### DO THIS:
Leave out the pictures and repeat the data exactly.

### EXCERPTED RECORDS:
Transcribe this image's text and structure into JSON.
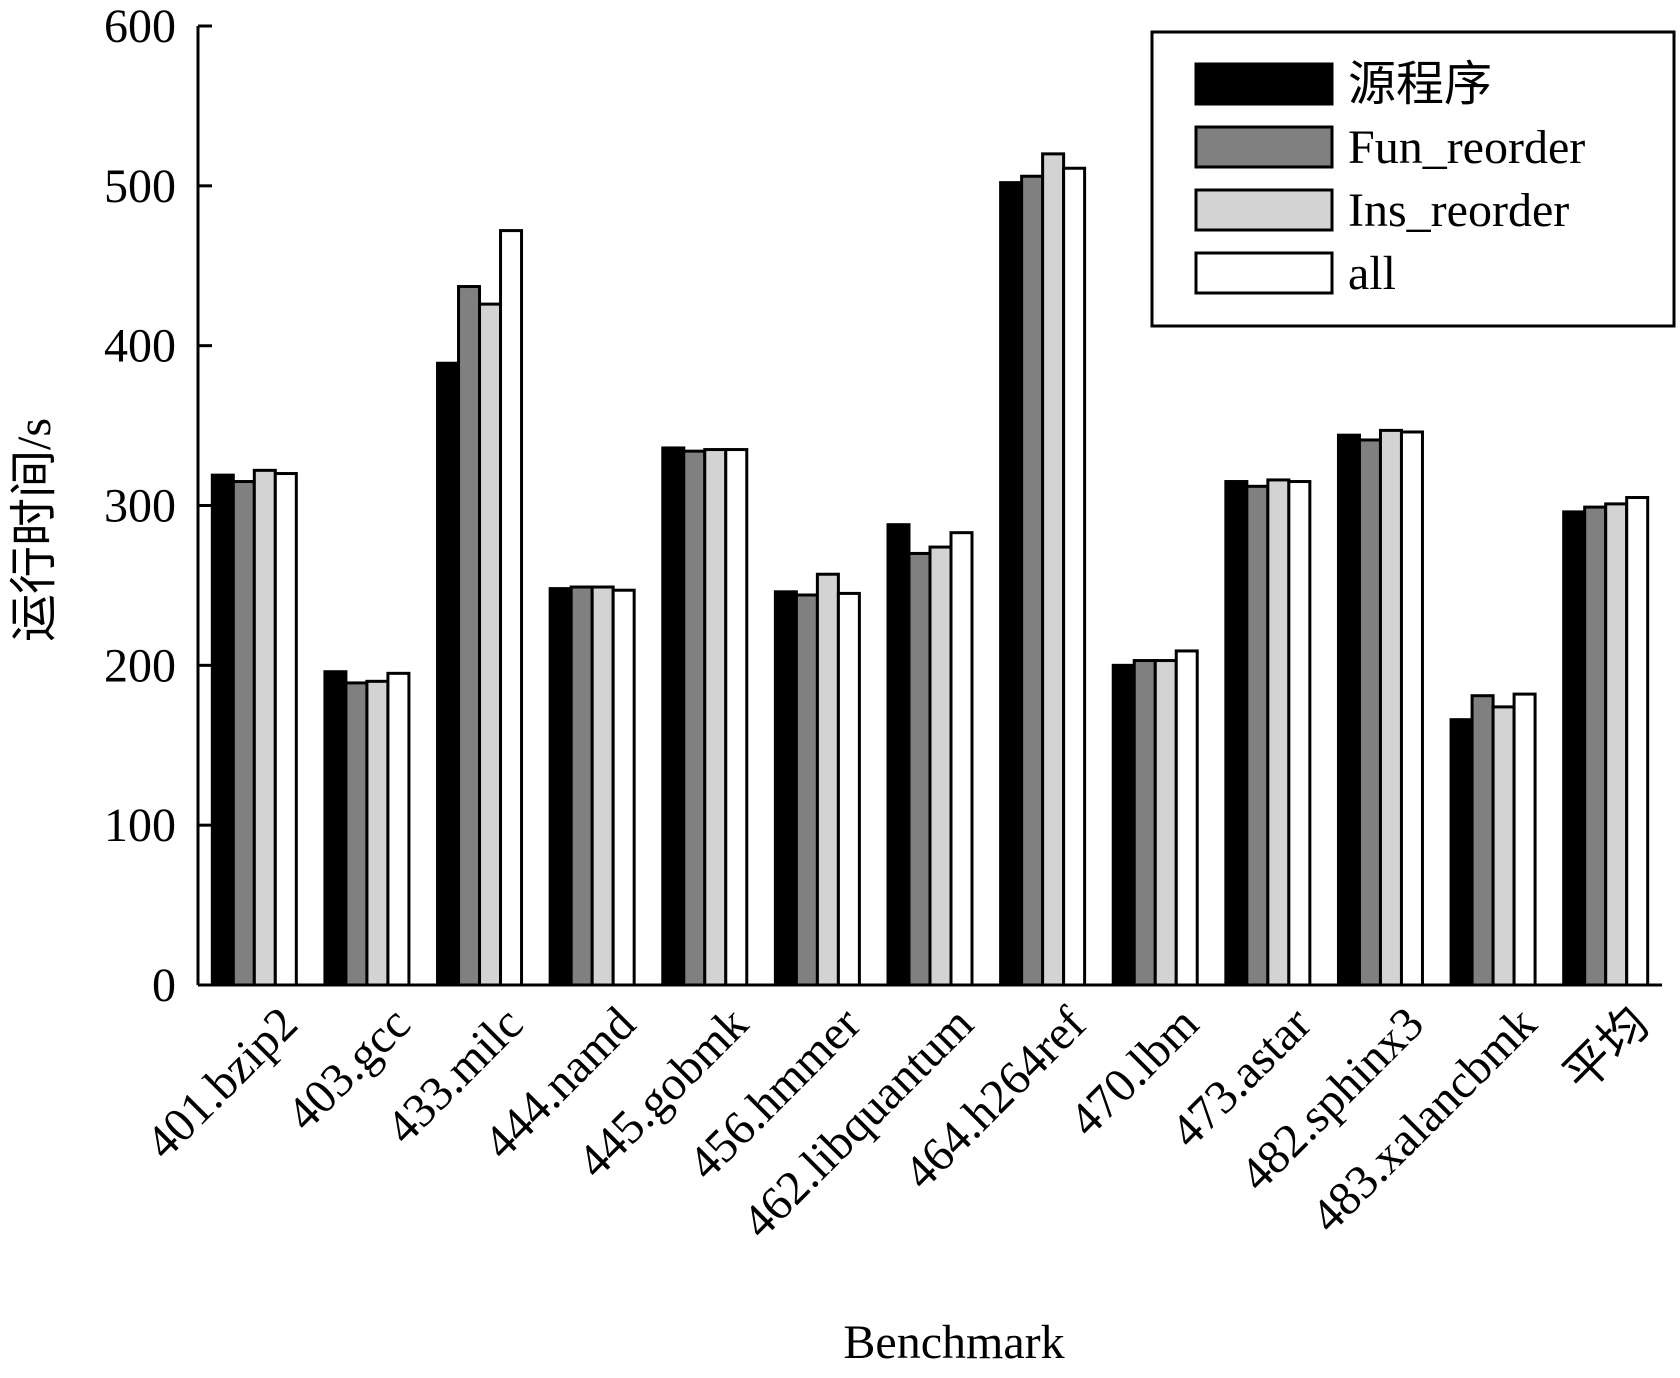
{
  "chart_data": {
    "type": "bar",
    "xlabel": "Benchmark",
    "ylabel": "运行时间/s",
    "ylim": [
      0,
      600
    ],
    "yticks": [
      0,
      100,
      200,
      300,
      400,
      500,
      600
    ],
    "grid": false,
    "legend_position": "top-right",
    "categories": [
      "401.bzip2",
      "403.gcc",
      "433.milc",
      "444.namd",
      "445.gobmk",
      "456.hmmer",
      "462.libquantum",
      "464.h264ref",
      "470.lbm",
      "473.astar",
      "482.sphinx3",
      "483.xalancbmk",
      "平均"
    ],
    "series": [
      {
        "name": "源程序",
        "color": "#000000",
        "values": [
          319,
          196,
          389,
          248,
          336,
          246,
          288,
          502,
          200,
          315,
          344,
          166,
          296
        ]
      },
      {
        "name": "Fun_reorder",
        "color": "#808080",
        "values": [
          315,
          189,
          437,
          249,
          334,
          244,
          270,
          506,
          203,
          312,
          341,
          181,
          299
        ]
      },
      {
        "name": "Ins_reorder",
        "color": "#d3d3d3",
        "values": [
          322,
          190,
          426,
          249,
          335,
          257,
          274,
          520,
          203,
          316,
          347,
          174,
          301
        ]
      },
      {
        "name": "all",
        "color": "#ffffff",
        "values": [
          320,
          195,
          472,
          247,
          335,
          245,
          283,
          511,
          209,
          315,
          346,
          182,
          305
        ]
      }
    ]
  }
}
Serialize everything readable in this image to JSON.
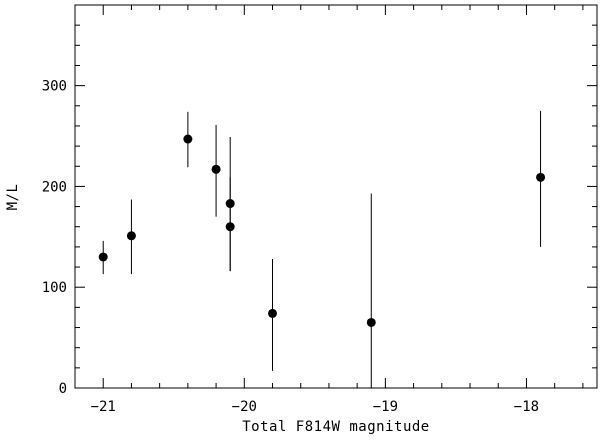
{
  "chart_data": {
    "type": "scatter",
    "title": "",
    "xlabel": "Total F814W magnitude",
    "ylabel": "M/L",
    "xlim": [
      -21.2,
      -17.5
    ],
    "ylim": [
      0,
      380
    ],
    "x_ticks": [
      {
        "value": -21,
        "label": "−21"
      },
      {
        "value": -20,
        "label": "−20"
      },
      {
        "value": -19,
        "label": "−19"
      },
      {
        "value": -18,
        "label": "−18"
      }
    ],
    "x_minor_step": 0.2,
    "y_ticks": [
      {
        "value": 0,
        "label": "0"
      },
      {
        "value": 100,
        "label": "100"
      },
      {
        "value": 200,
        "label": "200"
      },
      {
        "value": 300,
        "label": "300"
      }
    ],
    "y_minor_step": 20,
    "grid": false,
    "legend": "none",
    "marker_color": "#000000",
    "series": [
      {
        "points": [
          {
            "x": -21.0,
            "y": 130,
            "y_low": 113,
            "y_high": 146
          },
          {
            "x": -20.8,
            "y": 151,
            "y_low": 113,
            "y_high": 187
          },
          {
            "x": -20.4,
            "y": 247,
            "y_low": 219,
            "y_high": 274
          },
          {
            "x": -20.2,
            "y": 217,
            "y_low": 170,
            "y_high": 261
          },
          {
            "x": -20.1,
            "y": 183,
            "y_low": 116,
            "y_high": 249
          },
          {
            "x": -20.1,
            "y": 160,
            "y_low": 116,
            "y_high": 209
          },
          {
            "x": -19.8,
            "y": 74,
            "y_low": 17,
            "y_high": 128
          },
          {
            "x": -19.1,
            "y": 65,
            "y_low": 0,
            "y_high": 193
          },
          {
            "x": -17.9,
            "y": 209,
            "y_low": 140,
            "y_high": 275
          }
        ]
      }
    ]
  }
}
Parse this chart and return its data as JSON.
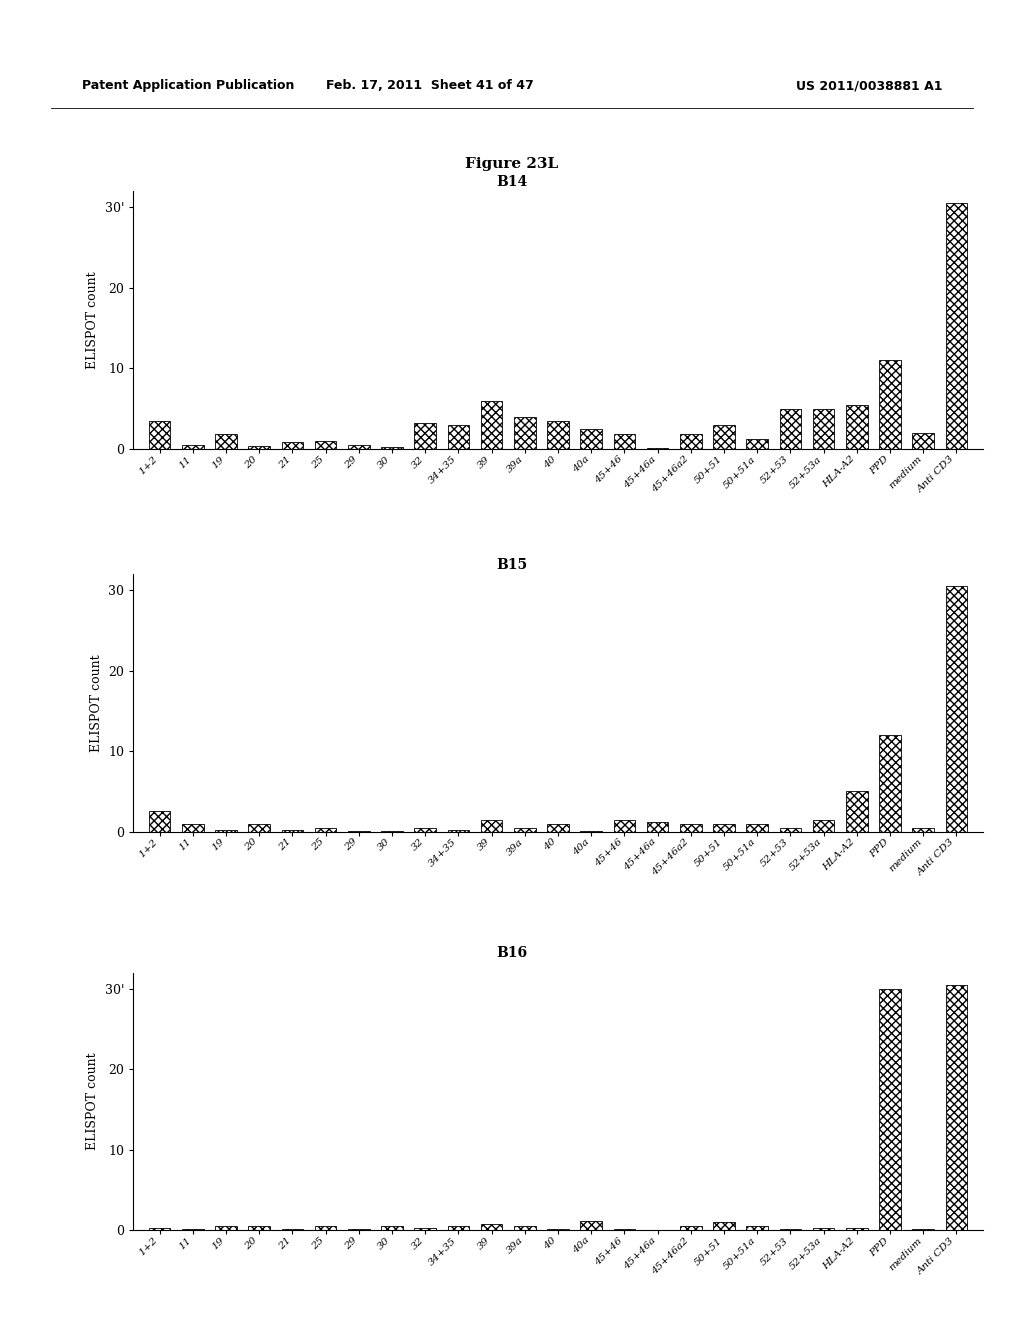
{
  "header_left": "Patent Application Publication",
  "header_mid": "Feb. 17, 2011  Sheet 41 of 47",
  "header_right": "US 2011/0038881 A1",
  "figure_title": "Figure 23L",
  "background_color": "#ffffff",
  "panels": [
    {
      "title": "B14",
      "ylabel": "ELISPOT count",
      "ylim": [
        0,
        32
      ],
      "yticks": [
        0,
        10,
        20,
        30
      ],
      "ytick_labels": [
        "0",
        "10",
        "20",
        "30'"
      ],
      "categories": [
        "1+2",
        "11",
        "19",
        "20",
        "21",
        "25",
        "29",
        "30",
        "32",
        "34+35",
        "39",
        "39a",
        "40",
        "40a",
        "45+46",
        "45+46a",
        "45+46a2",
        "50+51",
        "50+51a",
        "52+53",
        "52+53a",
        "HLA-A2",
        "PPD",
        "medium",
        "Anti CD3"
      ],
      "values": [
        3.5,
        0.5,
        1.8,
        0.3,
        0.8,
        1.0,
        0.5,
        0.2,
        3.2,
        3.0,
        6.0,
        4.0,
        3.5,
        2.5,
        1.8,
        0.1,
        1.8,
        3.0,
        1.2,
        5.0,
        5.0,
        5.5,
        11.0,
        2.0,
        30.5
      ]
    },
    {
      "title": "B15",
      "ylabel": "ELISPOT count",
      "ylim": [
        0,
        32
      ],
      "yticks": [
        0,
        10,
        20,
        30
      ],
      "ytick_labels": [
        "0",
        "10",
        "20",
        "30"
      ],
      "categories": [
        "1+2",
        "11",
        "19",
        "20",
        "21",
        "25",
        "29",
        "30",
        "32",
        "34+35",
        "39",
        "39a",
        "40",
        "40a",
        "45+46",
        "45+46a",
        "45+46a2",
        "50+51",
        "50+51a",
        "52+53",
        "52+53a",
        "HLA-A2",
        "PPD",
        "medium",
        "Anti CD3"
      ],
      "values": [
        2.5,
        1.0,
        0.2,
        1.0,
        0.2,
        0.5,
        0.1,
        0.1,
        0.5,
        0.2,
        1.5,
        0.5,
        1.0,
        0.1,
        1.5,
        1.2,
        1.0,
        1.0,
        1.0,
        0.5,
        1.5,
        5.0,
        12.0,
        0.5,
        30.5
      ]
    },
    {
      "title": "B16",
      "ylabel": "ELISPOT count",
      "ylim": [
        0,
        32
      ],
      "yticks": [
        0,
        10,
        20,
        30
      ],
      "ytick_labels": [
        "0",
        "10",
        "20",
        "30'"
      ],
      "categories": [
        "1+2",
        "11",
        "19",
        "20",
        "21",
        "25",
        "29",
        "30",
        "32",
        "34+35",
        "39",
        "39a",
        "40",
        "40a",
        "45+46",
        "45+46a",
        "45+46a2",
        "50+51",
        "50+51a",
        "52+53",
        "52+53a",
        "HLA-A2",
        "PPD",
        "medium",
        "Anti CD3"
      ],
      "values": [
        0.3,
        0.1,
        0.5,
        0.5,
        0.2,
        0.5,
        0.1,
        0.5,
        0.3,
        0.5,
        0.8,
        0.5,
        0.1,
        1.2,
        0.2,
        0.0,
        0.5,
        1.0,
        0.5,
        0.2,
        0.3,
        0.3,
        30.0,
        0.2,
        30.5
      ]
    }
  ]
}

### SOLUTION TO THE EXERCISE:
Transcribe this image's text and structure into JSON.
{
  "chart_data": {
    "type": "bar",
    "xlabel": "Benchmark",
    "ylabel": "运行时间/s",
    "ylim": [
      0,
      600
    ],
    "yticks": [
      0,
      100,
      200,
      300,
      400,
      500,
      600
    ],
    "grid": false,
    "legend_position": "top-right",
    "categories": [
      "401.bzip2",
      "403.gcc",
      "433.milc",
      "444.namd",
      "445.gobmk",
      "456.hmmer",
      "462.libquantum",
      "464.h264ref",
      "470.lbm",
      "473.astar",
      "482.sphinx3",
      "483.xalancbmk",
      "平均"
    ],
    "series": [
      {
        "name": "源程序",
        "color": "#000000",
        "values": [
          319,
          196,
          389,
          248,
          336,
          246,
          288,
          502,
          200,
          315,
          344,
          166,
          296
        ]
      },
      {
        "name": "Fun_reorder",
        "color": "#808080",
        "values": [
          315,
          189,
          437,
          249,
          334,
          244,
          270,
          506,
          203,
          312,
          341,
          181,
          299
        ]
      },
      {
        "name": "Ins_reorder",
        "color": "#d3d3d3",
        "values": [
          322,
          190,
          426,
          249,
          335,
          257,
          274,
          520,
          203,
          316,
          347,
          174,
          301
        ]
      },
      {
        "name": "all",
        "color": "#ffffff",
        "values": [
          320,
          195,
          472,
          247,
          335,
          245,
          283,
          511,
          209,
          315,
          346,
          182,
          305
        ]
      }
    ]
  }
}
Serialize everything readable in this image to JSON.
{
  "chart_data": {
    "type": "scatter",
    "title": "",
    "xlabel": "Total F814W magnitude",
    "ylabel": "M/L",
    "xlim": [
      -21.2,
      -17.5
    ],
    "ylim": [
      0,
      380
    ],
    "x_ticks": [
      {
        "value": -21,
        "label": "−21"
      },
      {
        "value": -20,
        "label": "−20"
      },
      {
        "value": -19,
        "label": "−19"
      },
      {
        "value": -18,
        "label": "−18"
      }
    ],
    "x_minor_step": 0.2,
    "y_ticks": [
      {
        "value": 0,
        "label": "0"
      },
      {
        "value": 100,
        "label": "100"
      },
      {
        "value": 200,
        "label": "200"
      },
      {
        "value": 300,
        "label": "300"
      }
    ],
    "y_minor_step": 20,
    "grid": false,
    "legend": "none",
    "marker_color": "#000000",
    "series": [
      {
        "points": [
          {
            "x": -21.0,
            "y": 130,
            "y_low": 113,
            "y_high": 146
          },
          {
            "x": -20.8,
            "y": 151,
            "y_low": 113,
            "y_high": 187
          },
          {
            "x": -20.4,
            "y": 247,
            "y_low": 219,
            "y_high": 274
          },
          {
            "x": -20.2,
            "y": 217,
            "y_low": 170,
            "y_high": 261
          },
          {
            "x": -20.1,
            "y": 183,
            "y_low": 116,
            "y_high": 249
          },
          {
            "x": -20.1,
            "y": 160,
            "y_low": 116,
            "y_high": 209
          },
          {
            "x": -19.8,
            "y": 74,
            "y_low": 17,
            "y_high": 128
          },
          {
            "x": -19.1,
            "y": 65,
            "y_low": 0,
            "y_high": 193
          },
          {
            "x": -17.9,
            "y": 209,
            "y_low": 140,
            "y_high": 275
          }
        ]
      }
    ]
  }
}
Parse this chart and return its data as JSON.
{
  "header_left": "Patent Application Publication",
  "header_mid": "Feb. 17, 2011  Sheet 41 of 47",
  "header_right": "US 2011/0038881 A1",
  "figure_title": "Figure 23L",
  "background_color": "#ffffff",
  "panels": [
    {
      "title": "B14",
      "ylabel": "ELISPOT count",
      "ylim": [
        0,
        32
      ],
      "yticks": [
        0,
        10,
        20,
        30
      ],
      "ytick_labels": [
        "0",
        "10",
        "20",
        "30'"
      ],
      "categories": [
        "1+2",
        "11",
        "19",
        "20",
        "21",
        "25",
        "29",
        "30",
        "32",
        "34+35",
        "39",
        "39a",
        "40",
        "40a",
        "45+46",
        "45+46a",
        "45+46a2",
        "50+51",
        "50+51a",
        "52+53",
        "52+53a",
        "HLA-A2",
        "PPD",
        "medium",
        "Anti CD3"
      ],
      "values": [
        3.5,
        0.5,
        1.8,
        0.3,
        0.8,
        1.0,
        0.5,
        0.2,
        3.2,
        3.0,
        6.0,
        4.0,
        3.5,
        2.5,
        1.8,
        0.1,
        1.8,
        3.0,
        1.2,
        5.0,
        5.0,
        5.5,
        11.0,
        2.0,
        30.5
      ]
    },
    {
      "title": "B15",
      "ylabel": "ELISPOT count",
      "ylim": [
        0,
        32
      ],
      "yticks": [
        0,
        10,
        20,
        30
      ],
      "ytick_labels": [
        "0",
        "10",
        "20",
        "30"
      ],
      "categories": [
        "1+2",
        "11",
        "19",
        "20",
        "21",
        "25",
        "29",
        "30",
        "32",
        "34+35",
        "39",
        "39a",
        "40",
        "40a",
        "45+46",
        "45+46a",
        "45+46a2",
        "50+51",
        "50+51a",
        "52+53",
        "52+53a",
        "HLA-A2",
        "PPD",
        "medium",
        "Anti CD3"
      ],
      "values": [
        2.5,
        1.0,
        0.2,
        1.0,
        0.2,
        0.5,
        0.1,
        0.1,
        0.5,
        0.2,
        1.5,
        0.5,
        1.0,
        0.1,
        1.5,
        1.2,
        1.0,
        1.0,
        1.0,
        0.5,
        1.5,
        5.0,
        12.0,
        0.5,
        30.5
      ]
    },
    {
      "title": "B16",
      "ylabel": "ELISPOT count",
      "ylim": [
        0,
        32
      ],
      "yticks": [
        0,
        10,
        20,
        30
      ],
      "ytick_labels": [
        "0",
        "10",
        "20",
        "30'"
      ],
      "categories": [
        "1+2",
        "11",
        "19",
        "20",
        "21",
        "25",
        "29",
        "30",
        "32",
        "34+35",
        "39",
        "39a",
        "40",
        "40a",
        "45+46",
        "45+46a",
        "45+46a2",
        "50+51",
        "50+51a",
        "52+53",
        "52+53a",
        "HLA-A2",
        "PPD",
        "medium",
        "Anti CD3"
      ],
      "values": [
        0.3,
        0.1,
        0.5,
        0.5,
        0.2,
        0.5,
        0.1,
        0.5,
        0.3,
        0.5,
        0.8,
        0.5,
        0.1,
        1.2,
        0.2,
        0.0,
        0.5,
        1.0,
        0.5,
        0.2,
        0.3,
        0.3,
        30.0,
        0.2,
        30.5
      ]
    }
  ]
}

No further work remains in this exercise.